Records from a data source

»»

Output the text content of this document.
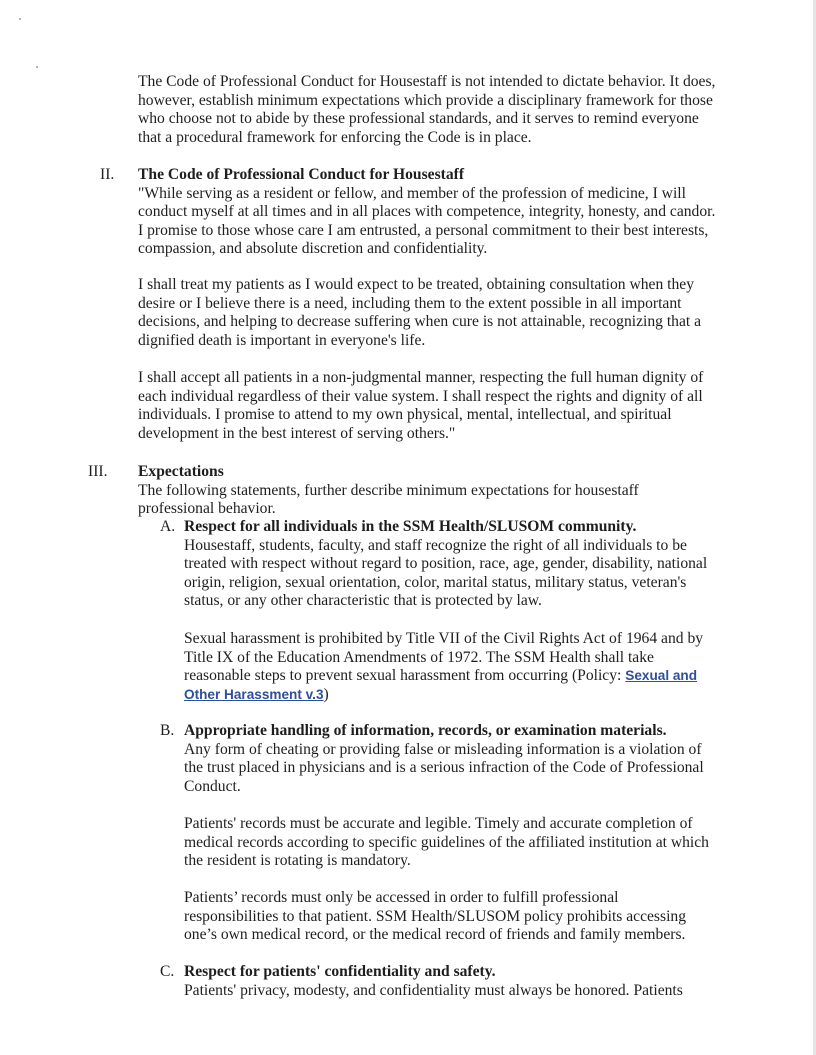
The Code of Professional Conduct for Housestaff is not intended to dictate behavior. It does, however, establish minimum expectations which provide a disciplinary framework for those who choose not to abide by these professional standards, and it serves to remind everyone that a procedural framework for enforcing the Code is in place.

II. The Code of Professional Conduct for Housestaff

"While serving as a resident or fellow, and member of the profession of medicine, I will conduct myself at all times and in all places with competence, integrity, honesty, and candor. I promise to those whose care I am entrusted, a personal commitment to their best interests, compassion, and absolute discretion and confidentiality.

I shall treat my patients as I would expect to be treated, obtaining consultation when they desire or I believe there is a need, including them to the extent possible in all important decisions, and helping to decrease suffering when cure is not attainable, recognizing that a dignified death is important in everyone's life.

I shall accept all patients in a non-judgmental manner, respecting the full human dignity of each individual regardless of their value system. I shall respect the rights and dignity of all individuals. I promise to attend to my own physical, mental, intellectual, and spiritual development in the best interest of serving others."

III. Expectations

The following statements, further describe minimum expectations for housestaff professional behavior.

A. Respect for all individuals in the SSM Health/SLUSOM community.

Housestaff, students, faculty, and staff recognize the right of all individuals to be treated with respect without regard to position, race, age, gender, disability, national origin, religion, sexual orientation, color, marital status, military status, veteran's status, or any other characteristic that is protected by law.

Sexual harassment is prohibited by Title VII of the Civil Rights Act of 1964 and by Title IX of the Education Amendments of 1972. The SSM Health shall take reasonable steps to prevent sexual harassment from occurring (Policy: Sexual and Other Harassment v.3)

B. Appropriate handling of information, records, or examination materials.

Any form of cheating or providing false or misleading information is a violation of the trust placed in physicians and is a serious infraction of the Code of Professional Conduct.

Patients' records must be accurate and legible. Timely and accurate completion of medical records according to specific guidelines of the affiliated institution at which the resident is rotating is mandatory.

Patients’ records must only be accessed in order to fulfill professional responsibilities to that patient. SSM Health/SLUSOM policy prohibits accessing one’s own medical record, or the medical record of friends and family members.

C. Respect for patients' confidentiality and safety.

Patients' privacy, modesty, and confidentiality must always be honored. Patients
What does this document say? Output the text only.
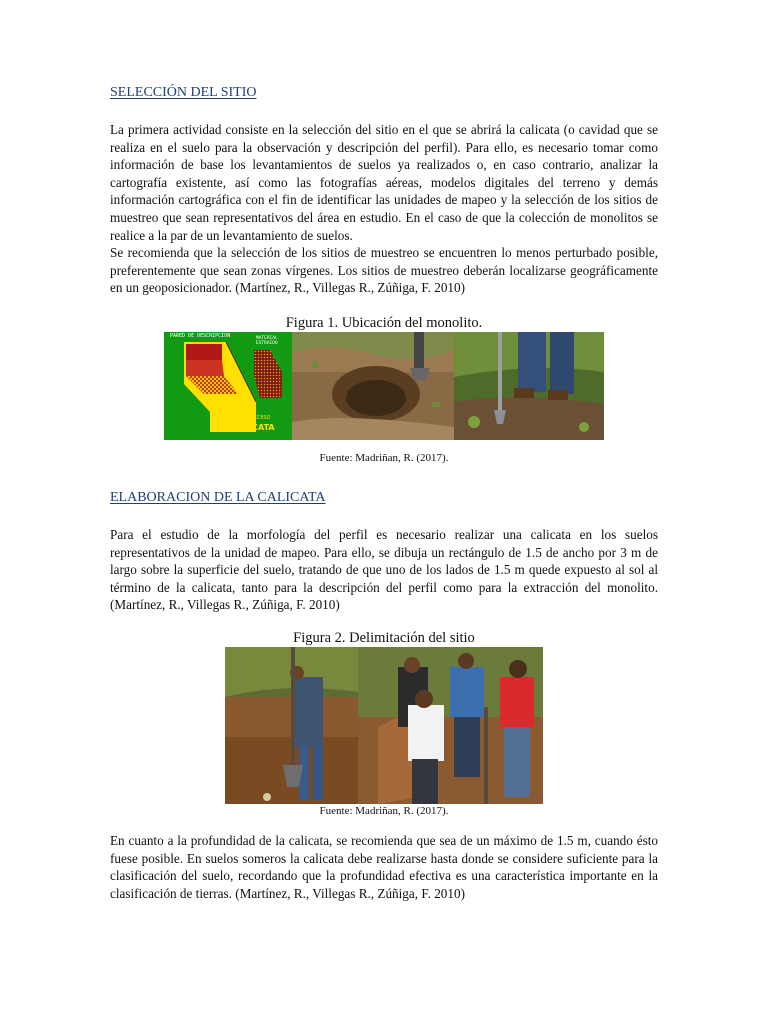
SELECCIÓN DEL SITIO

La primera actividad consiste en la selección del sitio en el que se abrirá la calicata (o cavidad que se realiza en el suelo para la observación y descripción del perfil). Para ello, es necesario tomar como información de base los levantamientos de suelos ya realizados o, en caso contrario, analizar la cartografía existente, así como las fotografías aéreas, modelos digitales del terreno y demás información cartográfica con el fin de identificar las unidades de mapeo y la selección de los sitios de muestreo que sean representativos del área en estudio. En el caso de que la colección de monolitos se realice a la par de un levantamiento de suelos.

Se recomienda que la selección de los sitios de muestreo se encuentren lo menos perturbado posible, preferentemente que sean zonas vírgenes. Los sitios de muestreo deberán localizarse geográficamente en un geoposicionador. (Martínez, R., Villegas R., Zúñiga, F. 2010)

Figura 1. Ubicación del monolito.
PARED DE DESCRIPCION	MATERIAL EXTRAIDO
ACCESO
CALICATA
Fuente: Madriñan, R. (2017).
ELABORACION DE LA CALICATA

Para el estudio de la morfología del perfil es necesario realizar una calicata en los suelos representativos de la unidad de mapeo. Para ello, se dibuja un rectángulo de 1.5 de ancho por 3 m de largo sobre la superficie del suelo, tratando de que uno de los lados de 1.5 m quede expuesto al sol al término de la calicata, tanto para la descripción del perfil como para la extracción del monolito. (Martínez, R., Villegas R., Zúñiga, F. 2010)

Figura 2. Delimitación del sitio
Fuente: Madriñan, R. (2017).

En cuanto a la profundidad de la calicata, se recomienda que sea de un máximo de 1.5 m, cuando ésto fuese posible. En suelos someros la calicata debe realizarse hasta donde se considere suficiente para la clasificación del suelo, recordando que la profundidad efectiva es una característica importante en la clasificación de tierras. (Martínez, R., Villegas R., Zúñiga, F. 2010)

««

- **Task requirements**:
Your task is to set down each line above verbatim while excluding the pictures.

- **Exercise answer**:
Output the text content of this document.
The Code of Professional Conduct for Housestaff is not intended to dictate behavior. It does, however, establish minimum expectations which provide a disciplinary framework for those who choose not to abide by these professional standards, and it serves to remind everyone that a procedural framework for enforcing the Code is in place.

II. The Code of Professional Conduct for Housestaff

"While serving as a resident or fellow, and member of the profession of medicine, I will conduct myself at all times and in all places with competence, integrity, honesty, and candor. I promise to those whose care I am entrusted, a personal commitment to their best interests, compassion, and absolute discretion and confidentiality.

I shall treat my patients as I would expect to be treated, obtaining consultation when they desire or I believe there is a need, including them to the extent possible in all important decisions, and helping to decrease suffering when cure is not attainable, recognizing that a dignified death is important in everyone's life.

I shall accept all patients in a non-judgmental manner, respecting the full human dignity of each individual regardless of their value system. I shall respect the rights and dignity of all individuals. I promise to attend to my own physical, mental, intellectual, and spiritual development in the best interest of serving others."

III. Expectations

The following statements, further describe minimum expectations for housestaff professional behavior.

A. Respect for all individuals in the SSM Health/SLUSOM community.

Housestaff, students, faculty, and staff recognize the right of all individuals to be treated with respect without regard to position, race, age, gender, disability, national origin, religion, sexual orientation, color, marital status, military status, veteran's status, or any other characteristic that is protected by law.

Sexual harassment is prohibited by Title VII of the Civil Rights Act of 1964 and by Title IX of the Education Amendments of 1972. The SSM Health shall take reasonable steps to prevent sexual harassment from occurring (Policy: Sexual and Other Harassment v.3)

B. Appropriate handling of information, records, or examination materials.

Any form of cheating or providing false or misleading information is a violation of the trust placed in physicians and is a serious infraction of the Code of Professional Conduct.

Patients' records must be accurate and legible. Timely and accurate completion of medical records according to specific guidelines of the affiliated institution at which the resident is rotating is mandatory.

Patients’ records must only be accessed in order to fulfill professional responsibilities to that patient. SSM Health/SLUSOM policy prohibits accessing one’s own medical record, or the medical record of friends and family members.

C. Respect for patients' confidentiality and safety.

Patients' privacy, modesty, and confidentiality must always be honored. Patients
What does this document say? Output the text only.
SELECCIÓN DEL SITIO

La primera actividad consiste en la selección del sitio en el que se abrirá la calicata (o cavidad que se realiza en el suelo para la observación y descripción del perfil). Para ello, es necesario tomar como información de base los levantamientos de suelos ya realizados o, en caso contrario, analizar la cartografía existente, así como las fotografías aéreas, modelos digitales del terreno y demás información cartográfica con el fin de identificar las unidades de mapeo y la selección de los sitios de muestreo que sean representativos del área en estudio. En el caso de que la colección de monolitos se realice a la par de un levantamiento de suelos.

Se recomienda que la selección de los sitios de muestreo se encuentren lo menos perturbado posible, preferentemente que sean zonas vírgenes. Los sitios de muestreo deberán localizarse geográficamente en un geoposicionador. (Martínez, R., Villegas R., Zúñiga, F. 2010)

Figura 1. Ubicación del monolito.
PARED DE DESCRIPCION	MATERIAL EXTRAIDO
ACCESO
CALICATA
Fuente: Madriñan, R. (2017).
ELABORACION DE LA CALICATA

Para el estudio de la morfología del perfil es necesario realizar una calicata en los suelos representativos de la unidad de mapeo. Para ello, se dibuja un rectángulo de 1.5 de ancho por 3 m de largo sobre la superficie del suelo, tratando de que uno de los lados de 1.5 m quede expuesto al sol al término de la calicata, tanto para la descripción del perfil como para la extracción del monolito. (Martínez, R., Villegas R., Zúñiga, F. 2010)

Figura 2. Delimitación del sitio
Fuente: Madriñan, R. (2017).

En cuanto a la profundidad de la calicata, se recomienda que sea de un máximo de 1.5 m, cuando ésto fuese posible. En suelos someros la calicata debe realizarse hasta donde se considere suficiente para la clasificación del suelo, recordando que la profundidad efectiva es una característica importante en la clasificación de tierras. (Martínez, R., Villegas R., Zúñiga, F. 2010)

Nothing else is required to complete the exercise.